TO DO:
Sift the material for lines containing "Tuning", and return them.

==== TASK INPUTS

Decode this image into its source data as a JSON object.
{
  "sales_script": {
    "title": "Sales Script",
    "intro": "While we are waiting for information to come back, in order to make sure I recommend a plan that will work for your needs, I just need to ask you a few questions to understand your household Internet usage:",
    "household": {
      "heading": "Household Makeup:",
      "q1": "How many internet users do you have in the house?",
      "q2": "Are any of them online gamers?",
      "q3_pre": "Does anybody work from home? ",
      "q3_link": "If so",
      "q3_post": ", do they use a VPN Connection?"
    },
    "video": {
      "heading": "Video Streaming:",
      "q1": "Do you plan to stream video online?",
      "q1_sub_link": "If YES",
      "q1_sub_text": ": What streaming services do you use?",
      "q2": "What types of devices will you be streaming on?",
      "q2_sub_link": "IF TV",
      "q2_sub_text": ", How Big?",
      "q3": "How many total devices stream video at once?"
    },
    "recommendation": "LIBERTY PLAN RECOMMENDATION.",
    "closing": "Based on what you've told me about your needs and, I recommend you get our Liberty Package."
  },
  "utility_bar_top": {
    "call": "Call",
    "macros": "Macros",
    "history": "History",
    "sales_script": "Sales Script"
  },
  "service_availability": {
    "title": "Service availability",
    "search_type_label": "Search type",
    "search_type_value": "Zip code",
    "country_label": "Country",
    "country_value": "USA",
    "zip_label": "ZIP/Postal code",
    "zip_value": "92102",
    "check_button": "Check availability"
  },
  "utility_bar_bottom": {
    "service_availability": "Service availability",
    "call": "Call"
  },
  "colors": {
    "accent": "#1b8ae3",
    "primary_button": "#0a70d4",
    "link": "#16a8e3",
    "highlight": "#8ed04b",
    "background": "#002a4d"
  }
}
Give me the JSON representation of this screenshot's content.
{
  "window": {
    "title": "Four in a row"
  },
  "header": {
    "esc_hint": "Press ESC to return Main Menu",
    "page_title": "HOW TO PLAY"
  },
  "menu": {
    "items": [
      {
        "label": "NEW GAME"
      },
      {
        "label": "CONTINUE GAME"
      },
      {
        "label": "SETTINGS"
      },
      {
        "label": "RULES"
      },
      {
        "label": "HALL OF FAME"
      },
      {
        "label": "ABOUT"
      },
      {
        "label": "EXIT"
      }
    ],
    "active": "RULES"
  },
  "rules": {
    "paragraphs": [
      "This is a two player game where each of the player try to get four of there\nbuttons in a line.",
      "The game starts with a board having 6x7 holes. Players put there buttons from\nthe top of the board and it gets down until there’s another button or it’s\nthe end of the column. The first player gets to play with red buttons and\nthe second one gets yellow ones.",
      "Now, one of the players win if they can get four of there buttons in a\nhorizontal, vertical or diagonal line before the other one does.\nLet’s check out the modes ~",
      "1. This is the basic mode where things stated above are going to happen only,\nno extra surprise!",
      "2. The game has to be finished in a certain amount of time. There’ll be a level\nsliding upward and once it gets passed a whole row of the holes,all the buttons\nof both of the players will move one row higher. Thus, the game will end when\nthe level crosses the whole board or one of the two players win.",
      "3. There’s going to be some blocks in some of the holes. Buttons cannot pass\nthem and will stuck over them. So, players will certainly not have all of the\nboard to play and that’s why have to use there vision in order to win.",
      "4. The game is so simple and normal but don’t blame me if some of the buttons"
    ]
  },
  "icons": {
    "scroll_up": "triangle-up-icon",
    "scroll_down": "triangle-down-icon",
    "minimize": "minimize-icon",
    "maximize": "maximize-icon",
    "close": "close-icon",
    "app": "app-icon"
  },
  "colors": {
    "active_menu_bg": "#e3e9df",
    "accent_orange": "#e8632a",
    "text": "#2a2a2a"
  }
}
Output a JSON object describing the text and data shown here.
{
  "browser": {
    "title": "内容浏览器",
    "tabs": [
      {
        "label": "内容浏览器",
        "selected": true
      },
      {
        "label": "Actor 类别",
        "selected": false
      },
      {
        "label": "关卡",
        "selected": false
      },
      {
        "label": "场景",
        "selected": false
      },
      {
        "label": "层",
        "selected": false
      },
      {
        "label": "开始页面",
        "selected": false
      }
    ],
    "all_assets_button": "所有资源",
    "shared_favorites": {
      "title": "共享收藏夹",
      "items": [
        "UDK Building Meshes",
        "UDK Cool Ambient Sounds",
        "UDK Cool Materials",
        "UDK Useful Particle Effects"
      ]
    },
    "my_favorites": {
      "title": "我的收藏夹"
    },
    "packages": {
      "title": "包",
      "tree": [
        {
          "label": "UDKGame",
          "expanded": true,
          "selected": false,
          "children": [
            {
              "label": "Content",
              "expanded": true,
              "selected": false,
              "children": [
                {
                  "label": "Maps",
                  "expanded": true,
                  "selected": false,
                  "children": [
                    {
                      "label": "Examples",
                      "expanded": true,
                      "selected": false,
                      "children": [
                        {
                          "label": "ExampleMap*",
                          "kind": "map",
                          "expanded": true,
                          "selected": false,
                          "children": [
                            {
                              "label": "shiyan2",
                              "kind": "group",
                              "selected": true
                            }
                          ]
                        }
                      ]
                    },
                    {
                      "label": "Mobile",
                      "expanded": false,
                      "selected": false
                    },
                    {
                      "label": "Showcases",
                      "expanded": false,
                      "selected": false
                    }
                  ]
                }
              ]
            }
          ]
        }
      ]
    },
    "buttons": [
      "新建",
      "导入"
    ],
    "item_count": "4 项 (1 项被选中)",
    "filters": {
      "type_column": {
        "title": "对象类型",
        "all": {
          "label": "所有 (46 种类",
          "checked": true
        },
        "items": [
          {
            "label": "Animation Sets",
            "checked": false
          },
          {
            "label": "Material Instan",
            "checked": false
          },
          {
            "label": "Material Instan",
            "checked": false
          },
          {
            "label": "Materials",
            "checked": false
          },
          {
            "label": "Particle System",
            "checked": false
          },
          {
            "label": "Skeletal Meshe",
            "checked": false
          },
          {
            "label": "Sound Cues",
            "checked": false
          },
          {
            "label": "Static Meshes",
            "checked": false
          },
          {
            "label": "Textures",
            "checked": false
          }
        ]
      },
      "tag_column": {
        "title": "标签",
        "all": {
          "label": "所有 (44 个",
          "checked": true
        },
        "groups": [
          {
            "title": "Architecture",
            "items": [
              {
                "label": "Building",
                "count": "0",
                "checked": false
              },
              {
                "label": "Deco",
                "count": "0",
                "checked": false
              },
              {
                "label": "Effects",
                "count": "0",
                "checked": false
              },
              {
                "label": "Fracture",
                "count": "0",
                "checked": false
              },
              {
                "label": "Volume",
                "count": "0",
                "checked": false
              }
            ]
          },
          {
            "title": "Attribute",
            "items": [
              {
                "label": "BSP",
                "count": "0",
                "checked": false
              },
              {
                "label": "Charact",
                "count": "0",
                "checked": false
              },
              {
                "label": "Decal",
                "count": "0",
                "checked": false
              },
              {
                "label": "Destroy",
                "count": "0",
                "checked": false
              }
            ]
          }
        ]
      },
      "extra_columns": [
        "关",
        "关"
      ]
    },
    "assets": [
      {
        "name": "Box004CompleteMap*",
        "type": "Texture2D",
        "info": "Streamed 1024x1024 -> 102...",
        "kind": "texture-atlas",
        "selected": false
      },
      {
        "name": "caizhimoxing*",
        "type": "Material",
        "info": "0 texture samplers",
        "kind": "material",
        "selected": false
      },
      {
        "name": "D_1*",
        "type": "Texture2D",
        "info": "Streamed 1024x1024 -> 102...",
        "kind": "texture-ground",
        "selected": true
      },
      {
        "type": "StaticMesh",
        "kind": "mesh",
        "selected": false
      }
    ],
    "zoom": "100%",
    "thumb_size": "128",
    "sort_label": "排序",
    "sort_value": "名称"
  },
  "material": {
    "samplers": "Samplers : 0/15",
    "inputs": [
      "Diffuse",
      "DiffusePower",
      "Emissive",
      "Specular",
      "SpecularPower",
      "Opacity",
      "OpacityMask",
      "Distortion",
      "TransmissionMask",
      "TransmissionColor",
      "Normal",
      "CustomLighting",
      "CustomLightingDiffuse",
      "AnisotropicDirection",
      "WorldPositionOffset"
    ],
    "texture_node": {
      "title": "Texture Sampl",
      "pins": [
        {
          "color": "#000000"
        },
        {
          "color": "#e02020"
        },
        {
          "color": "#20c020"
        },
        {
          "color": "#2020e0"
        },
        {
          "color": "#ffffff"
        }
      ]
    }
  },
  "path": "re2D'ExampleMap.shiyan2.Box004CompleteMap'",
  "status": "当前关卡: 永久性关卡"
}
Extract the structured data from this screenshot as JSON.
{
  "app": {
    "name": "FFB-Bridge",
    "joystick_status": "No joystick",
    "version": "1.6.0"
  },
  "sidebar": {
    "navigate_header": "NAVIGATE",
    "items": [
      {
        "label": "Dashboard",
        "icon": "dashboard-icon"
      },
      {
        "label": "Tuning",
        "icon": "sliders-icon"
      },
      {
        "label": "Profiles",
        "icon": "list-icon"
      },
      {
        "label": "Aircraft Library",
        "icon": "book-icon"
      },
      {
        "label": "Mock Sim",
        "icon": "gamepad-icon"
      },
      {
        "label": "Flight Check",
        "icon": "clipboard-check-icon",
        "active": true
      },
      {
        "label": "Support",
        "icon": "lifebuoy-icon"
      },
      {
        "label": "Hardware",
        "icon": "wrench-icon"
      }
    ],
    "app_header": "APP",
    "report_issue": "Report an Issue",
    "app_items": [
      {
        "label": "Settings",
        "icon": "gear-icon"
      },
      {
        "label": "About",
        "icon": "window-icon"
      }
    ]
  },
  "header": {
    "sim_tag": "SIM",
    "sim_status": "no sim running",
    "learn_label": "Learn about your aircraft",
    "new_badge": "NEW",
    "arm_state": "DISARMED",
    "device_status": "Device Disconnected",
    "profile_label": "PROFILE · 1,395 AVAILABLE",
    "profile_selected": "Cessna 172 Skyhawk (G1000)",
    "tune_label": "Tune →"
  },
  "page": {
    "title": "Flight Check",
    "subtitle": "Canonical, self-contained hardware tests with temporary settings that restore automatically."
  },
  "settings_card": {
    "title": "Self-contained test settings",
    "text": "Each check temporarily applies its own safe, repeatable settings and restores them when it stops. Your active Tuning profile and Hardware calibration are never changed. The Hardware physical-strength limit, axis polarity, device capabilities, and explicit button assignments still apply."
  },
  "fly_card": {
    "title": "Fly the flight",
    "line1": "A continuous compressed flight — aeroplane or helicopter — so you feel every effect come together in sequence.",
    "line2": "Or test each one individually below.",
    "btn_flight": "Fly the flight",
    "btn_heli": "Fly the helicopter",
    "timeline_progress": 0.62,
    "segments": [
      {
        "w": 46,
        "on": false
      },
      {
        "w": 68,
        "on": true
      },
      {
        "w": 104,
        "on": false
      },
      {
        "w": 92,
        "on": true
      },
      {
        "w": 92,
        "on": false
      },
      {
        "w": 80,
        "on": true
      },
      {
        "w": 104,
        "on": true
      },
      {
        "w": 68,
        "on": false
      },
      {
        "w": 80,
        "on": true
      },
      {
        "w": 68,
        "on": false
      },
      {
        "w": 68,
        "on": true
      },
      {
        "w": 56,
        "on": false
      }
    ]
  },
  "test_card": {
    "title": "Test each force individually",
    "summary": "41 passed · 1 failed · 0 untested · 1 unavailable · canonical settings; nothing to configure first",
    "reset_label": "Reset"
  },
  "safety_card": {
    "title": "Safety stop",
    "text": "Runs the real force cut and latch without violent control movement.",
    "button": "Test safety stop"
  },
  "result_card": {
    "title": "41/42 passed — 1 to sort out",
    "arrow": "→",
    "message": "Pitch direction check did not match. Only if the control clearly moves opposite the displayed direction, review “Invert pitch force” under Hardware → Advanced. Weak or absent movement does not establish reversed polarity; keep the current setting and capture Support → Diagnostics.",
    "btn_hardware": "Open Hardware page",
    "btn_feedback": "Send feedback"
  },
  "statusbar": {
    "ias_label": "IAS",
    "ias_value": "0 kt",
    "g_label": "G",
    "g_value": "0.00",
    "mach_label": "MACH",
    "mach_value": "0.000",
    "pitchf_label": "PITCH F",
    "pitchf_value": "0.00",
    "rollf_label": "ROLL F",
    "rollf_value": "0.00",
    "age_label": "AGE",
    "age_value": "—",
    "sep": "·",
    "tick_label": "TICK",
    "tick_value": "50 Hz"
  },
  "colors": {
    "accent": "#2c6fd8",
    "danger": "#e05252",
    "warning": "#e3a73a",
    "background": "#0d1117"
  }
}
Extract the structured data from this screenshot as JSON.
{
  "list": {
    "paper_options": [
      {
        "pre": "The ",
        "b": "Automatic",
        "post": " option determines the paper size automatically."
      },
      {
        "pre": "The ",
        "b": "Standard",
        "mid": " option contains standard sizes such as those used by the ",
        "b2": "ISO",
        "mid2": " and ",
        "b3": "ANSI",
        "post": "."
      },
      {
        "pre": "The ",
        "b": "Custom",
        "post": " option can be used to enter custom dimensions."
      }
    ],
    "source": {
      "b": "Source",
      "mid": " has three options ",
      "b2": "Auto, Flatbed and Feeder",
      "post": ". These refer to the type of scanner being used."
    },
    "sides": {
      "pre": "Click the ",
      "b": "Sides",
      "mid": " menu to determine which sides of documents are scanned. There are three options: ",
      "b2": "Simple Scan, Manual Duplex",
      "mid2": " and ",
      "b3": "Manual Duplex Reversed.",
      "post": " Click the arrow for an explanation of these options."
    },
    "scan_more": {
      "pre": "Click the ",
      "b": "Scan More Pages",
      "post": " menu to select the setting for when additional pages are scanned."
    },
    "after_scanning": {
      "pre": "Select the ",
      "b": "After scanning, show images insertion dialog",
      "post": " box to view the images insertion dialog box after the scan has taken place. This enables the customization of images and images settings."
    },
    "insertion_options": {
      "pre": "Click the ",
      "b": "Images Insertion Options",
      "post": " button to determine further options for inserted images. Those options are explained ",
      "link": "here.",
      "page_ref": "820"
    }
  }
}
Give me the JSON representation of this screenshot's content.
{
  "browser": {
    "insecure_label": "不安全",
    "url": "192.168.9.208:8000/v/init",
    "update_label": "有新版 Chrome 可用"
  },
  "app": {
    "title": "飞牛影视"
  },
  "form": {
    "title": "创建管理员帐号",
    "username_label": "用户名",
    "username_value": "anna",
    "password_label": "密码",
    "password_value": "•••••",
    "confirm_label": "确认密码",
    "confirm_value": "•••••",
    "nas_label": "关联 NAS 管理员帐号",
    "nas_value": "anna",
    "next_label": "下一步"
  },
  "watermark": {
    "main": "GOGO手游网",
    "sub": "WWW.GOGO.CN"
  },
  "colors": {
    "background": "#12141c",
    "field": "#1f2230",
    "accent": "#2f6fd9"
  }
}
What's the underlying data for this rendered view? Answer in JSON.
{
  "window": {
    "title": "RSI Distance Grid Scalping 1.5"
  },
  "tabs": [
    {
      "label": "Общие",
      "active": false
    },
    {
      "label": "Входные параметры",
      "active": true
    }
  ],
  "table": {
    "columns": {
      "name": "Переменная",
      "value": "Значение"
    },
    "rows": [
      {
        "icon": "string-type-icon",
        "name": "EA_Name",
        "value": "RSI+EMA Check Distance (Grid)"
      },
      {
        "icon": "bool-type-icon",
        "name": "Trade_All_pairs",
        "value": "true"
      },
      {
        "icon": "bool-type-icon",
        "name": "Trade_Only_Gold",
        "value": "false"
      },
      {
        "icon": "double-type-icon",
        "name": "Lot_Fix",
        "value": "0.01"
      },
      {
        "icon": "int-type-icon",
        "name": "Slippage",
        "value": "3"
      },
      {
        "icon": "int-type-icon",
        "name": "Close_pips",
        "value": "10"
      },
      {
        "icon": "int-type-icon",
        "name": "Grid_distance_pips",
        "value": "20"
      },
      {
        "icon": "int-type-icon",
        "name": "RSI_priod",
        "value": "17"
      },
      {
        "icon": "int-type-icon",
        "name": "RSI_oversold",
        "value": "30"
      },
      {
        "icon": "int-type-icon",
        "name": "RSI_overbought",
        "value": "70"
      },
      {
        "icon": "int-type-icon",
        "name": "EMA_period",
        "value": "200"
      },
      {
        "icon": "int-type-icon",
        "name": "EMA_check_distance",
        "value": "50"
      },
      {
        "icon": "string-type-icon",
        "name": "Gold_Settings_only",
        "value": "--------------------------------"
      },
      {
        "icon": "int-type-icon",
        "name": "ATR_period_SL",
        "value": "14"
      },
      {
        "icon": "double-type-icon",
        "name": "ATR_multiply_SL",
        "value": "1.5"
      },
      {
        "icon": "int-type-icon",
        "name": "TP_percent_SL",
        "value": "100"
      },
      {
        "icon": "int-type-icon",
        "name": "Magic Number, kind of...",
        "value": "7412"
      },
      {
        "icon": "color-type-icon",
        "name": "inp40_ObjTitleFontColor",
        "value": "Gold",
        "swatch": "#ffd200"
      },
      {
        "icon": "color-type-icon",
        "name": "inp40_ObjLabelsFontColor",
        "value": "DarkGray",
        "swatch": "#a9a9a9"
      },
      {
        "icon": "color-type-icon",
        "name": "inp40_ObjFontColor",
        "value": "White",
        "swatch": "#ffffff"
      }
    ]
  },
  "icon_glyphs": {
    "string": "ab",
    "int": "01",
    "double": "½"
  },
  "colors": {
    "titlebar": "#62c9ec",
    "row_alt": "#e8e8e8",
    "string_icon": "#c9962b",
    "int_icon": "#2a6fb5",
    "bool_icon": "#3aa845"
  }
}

========

CORRECT RESPONSE:
        "label": "Tuning",
    "text": "Each check temporarily applies its own safe, repeatable settings and restores them when it stops. Your active Tuning profile and Hardware calibration are never changed. The Hardware physical-strength limit, axis polarity, device capabilities, and explicit button assignments still apply."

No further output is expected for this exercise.